[Items from a data source]
<<<<

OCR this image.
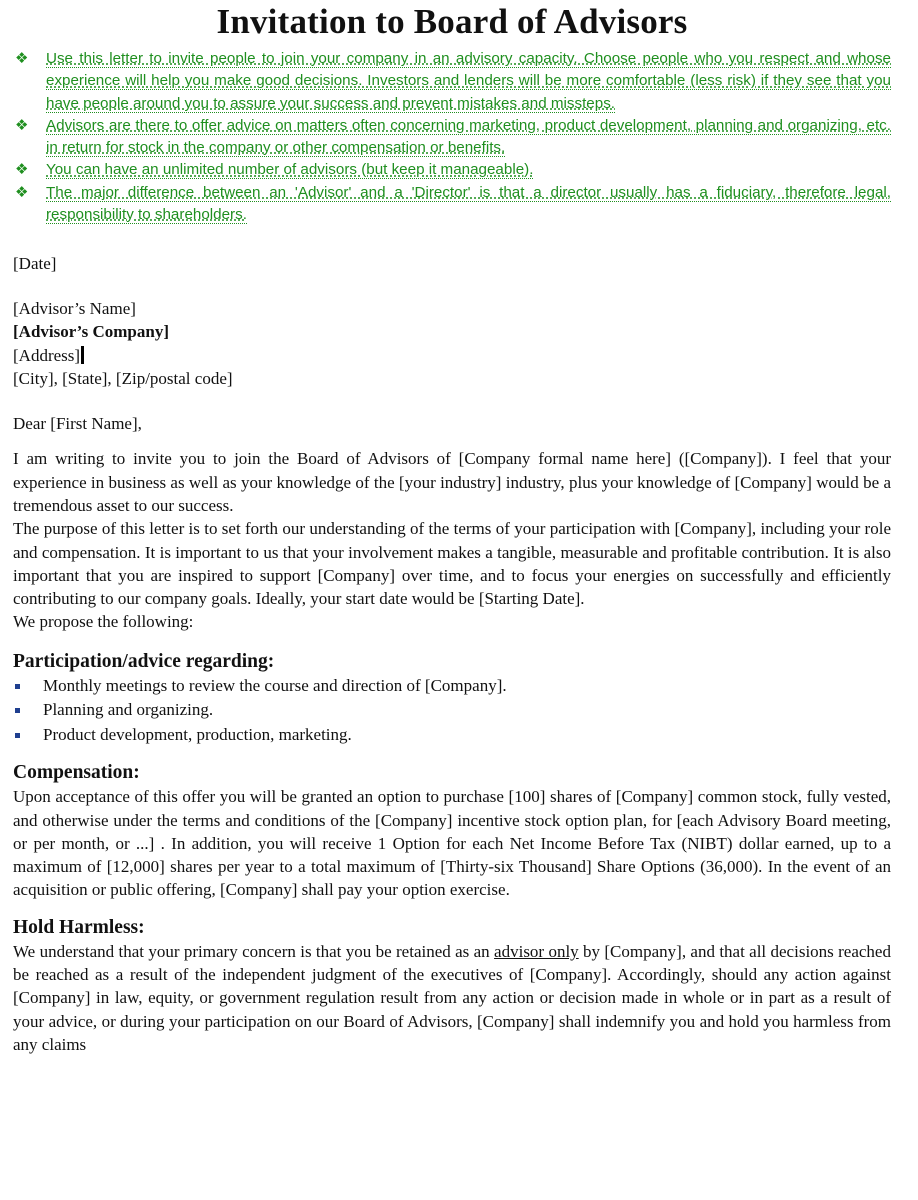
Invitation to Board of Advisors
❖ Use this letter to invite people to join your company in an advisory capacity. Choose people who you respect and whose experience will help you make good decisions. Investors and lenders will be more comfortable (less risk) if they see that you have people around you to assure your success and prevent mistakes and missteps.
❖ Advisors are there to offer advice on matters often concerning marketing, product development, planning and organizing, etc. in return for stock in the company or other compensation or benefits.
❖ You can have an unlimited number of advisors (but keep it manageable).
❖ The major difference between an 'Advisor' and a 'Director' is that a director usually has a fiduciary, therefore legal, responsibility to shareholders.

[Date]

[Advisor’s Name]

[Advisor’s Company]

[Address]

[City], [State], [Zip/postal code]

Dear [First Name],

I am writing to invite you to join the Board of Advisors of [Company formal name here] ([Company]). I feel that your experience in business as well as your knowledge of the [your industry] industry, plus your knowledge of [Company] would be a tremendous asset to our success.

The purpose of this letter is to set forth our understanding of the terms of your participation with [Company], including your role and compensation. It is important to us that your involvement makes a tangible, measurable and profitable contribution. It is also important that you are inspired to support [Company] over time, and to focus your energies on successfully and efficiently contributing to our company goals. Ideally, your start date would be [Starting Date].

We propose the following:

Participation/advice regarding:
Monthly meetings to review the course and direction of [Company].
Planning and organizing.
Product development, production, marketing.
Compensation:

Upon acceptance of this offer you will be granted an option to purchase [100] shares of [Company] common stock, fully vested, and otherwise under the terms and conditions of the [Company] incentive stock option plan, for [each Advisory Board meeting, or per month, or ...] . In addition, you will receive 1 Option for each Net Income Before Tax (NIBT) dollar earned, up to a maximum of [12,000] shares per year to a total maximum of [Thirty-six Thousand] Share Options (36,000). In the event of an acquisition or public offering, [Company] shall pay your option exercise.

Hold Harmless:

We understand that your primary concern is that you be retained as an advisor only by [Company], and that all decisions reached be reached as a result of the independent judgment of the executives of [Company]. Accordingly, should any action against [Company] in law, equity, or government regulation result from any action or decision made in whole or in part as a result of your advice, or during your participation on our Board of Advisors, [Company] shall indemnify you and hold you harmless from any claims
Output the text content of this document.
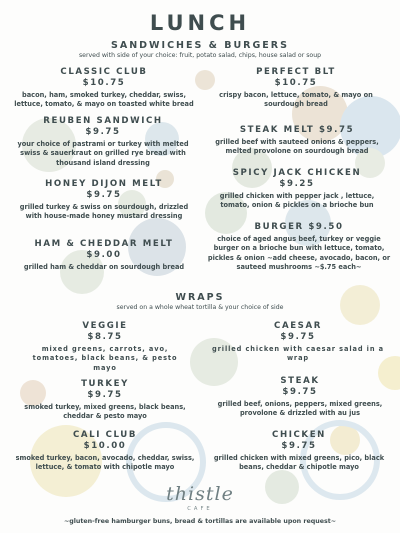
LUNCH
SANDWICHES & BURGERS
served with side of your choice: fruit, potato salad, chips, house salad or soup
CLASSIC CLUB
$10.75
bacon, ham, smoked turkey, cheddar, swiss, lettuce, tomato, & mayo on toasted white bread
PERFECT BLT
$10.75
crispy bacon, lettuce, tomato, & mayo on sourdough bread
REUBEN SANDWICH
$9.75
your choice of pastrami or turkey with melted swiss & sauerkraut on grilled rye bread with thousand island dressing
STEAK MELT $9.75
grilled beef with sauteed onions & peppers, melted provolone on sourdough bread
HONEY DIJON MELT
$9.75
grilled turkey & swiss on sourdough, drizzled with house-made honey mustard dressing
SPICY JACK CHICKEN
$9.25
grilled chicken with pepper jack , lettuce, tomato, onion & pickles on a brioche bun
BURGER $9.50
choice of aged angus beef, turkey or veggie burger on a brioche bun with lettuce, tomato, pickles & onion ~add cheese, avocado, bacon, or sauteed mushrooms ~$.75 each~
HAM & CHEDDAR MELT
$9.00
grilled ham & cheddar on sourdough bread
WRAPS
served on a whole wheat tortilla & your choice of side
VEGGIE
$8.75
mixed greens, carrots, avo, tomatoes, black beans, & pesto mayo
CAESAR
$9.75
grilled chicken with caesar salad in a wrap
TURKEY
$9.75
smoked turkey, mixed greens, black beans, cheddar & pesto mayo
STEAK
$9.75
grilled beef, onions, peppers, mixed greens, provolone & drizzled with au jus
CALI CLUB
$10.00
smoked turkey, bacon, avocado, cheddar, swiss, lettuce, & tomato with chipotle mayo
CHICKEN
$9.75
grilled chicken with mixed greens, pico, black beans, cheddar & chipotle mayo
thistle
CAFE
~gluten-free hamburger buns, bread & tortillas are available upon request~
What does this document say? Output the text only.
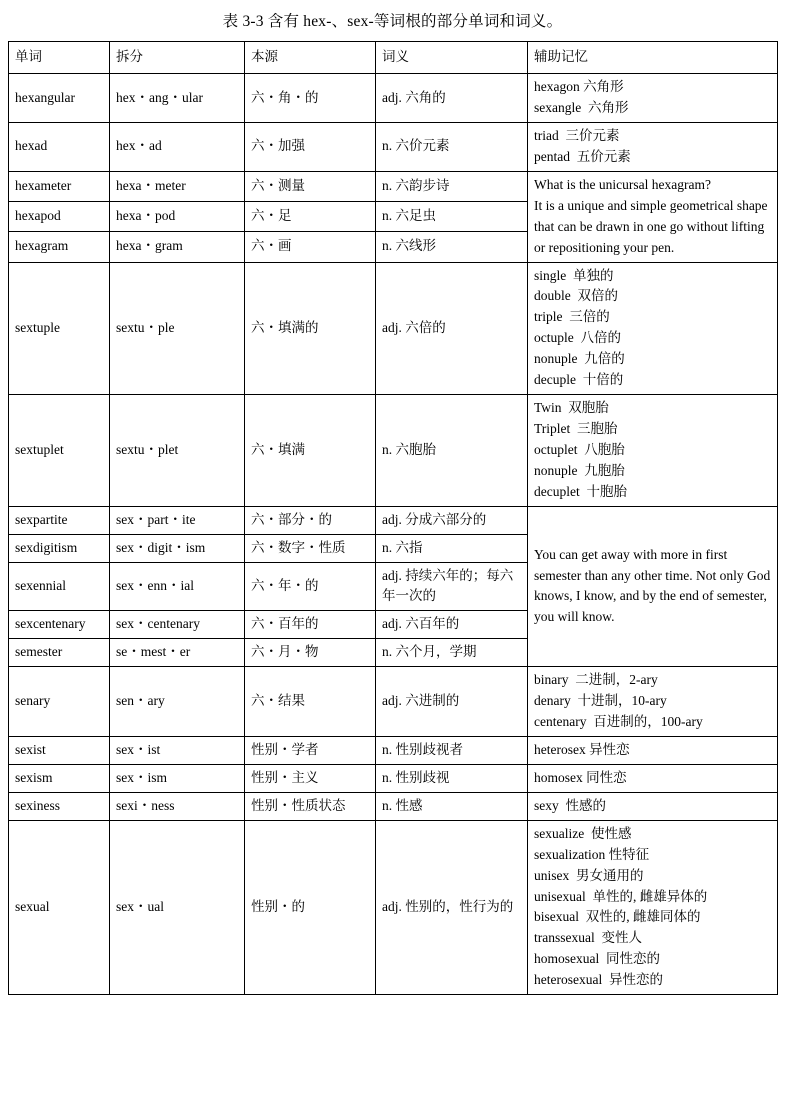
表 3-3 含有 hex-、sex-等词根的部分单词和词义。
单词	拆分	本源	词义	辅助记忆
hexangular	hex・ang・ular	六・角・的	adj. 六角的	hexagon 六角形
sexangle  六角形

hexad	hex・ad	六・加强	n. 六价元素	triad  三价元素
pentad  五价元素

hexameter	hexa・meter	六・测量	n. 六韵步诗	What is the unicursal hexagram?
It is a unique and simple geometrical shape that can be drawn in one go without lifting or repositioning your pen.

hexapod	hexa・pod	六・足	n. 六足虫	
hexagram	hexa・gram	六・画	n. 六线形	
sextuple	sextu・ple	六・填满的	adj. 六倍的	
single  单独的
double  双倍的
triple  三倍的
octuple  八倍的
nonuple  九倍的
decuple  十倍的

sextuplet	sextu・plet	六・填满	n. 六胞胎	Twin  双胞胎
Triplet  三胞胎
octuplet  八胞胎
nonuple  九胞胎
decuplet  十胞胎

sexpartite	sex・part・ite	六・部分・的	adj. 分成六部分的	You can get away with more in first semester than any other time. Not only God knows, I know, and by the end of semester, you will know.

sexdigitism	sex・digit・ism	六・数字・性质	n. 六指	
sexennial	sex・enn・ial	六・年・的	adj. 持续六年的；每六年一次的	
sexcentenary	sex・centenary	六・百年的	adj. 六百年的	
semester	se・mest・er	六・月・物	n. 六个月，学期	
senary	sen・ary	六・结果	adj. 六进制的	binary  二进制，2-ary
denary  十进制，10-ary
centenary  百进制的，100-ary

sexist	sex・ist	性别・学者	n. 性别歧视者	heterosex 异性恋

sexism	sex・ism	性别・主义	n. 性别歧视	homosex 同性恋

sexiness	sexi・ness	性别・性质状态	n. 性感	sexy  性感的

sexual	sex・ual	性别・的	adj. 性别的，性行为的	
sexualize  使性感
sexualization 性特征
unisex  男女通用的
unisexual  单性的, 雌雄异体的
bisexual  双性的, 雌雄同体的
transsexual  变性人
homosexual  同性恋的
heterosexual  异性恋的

>>>>

• [GIVEN PROBLEM]: Extract every line of the records above that contains the word "melted".

• [EXERCISE SOLUTION]:
your choice of pastrami or turkey with melted swiss & sauerkraut on grilled rye bread with thousand island dressing
grilled beef with sauteed onions & peppers, melted provolone on sourdough bread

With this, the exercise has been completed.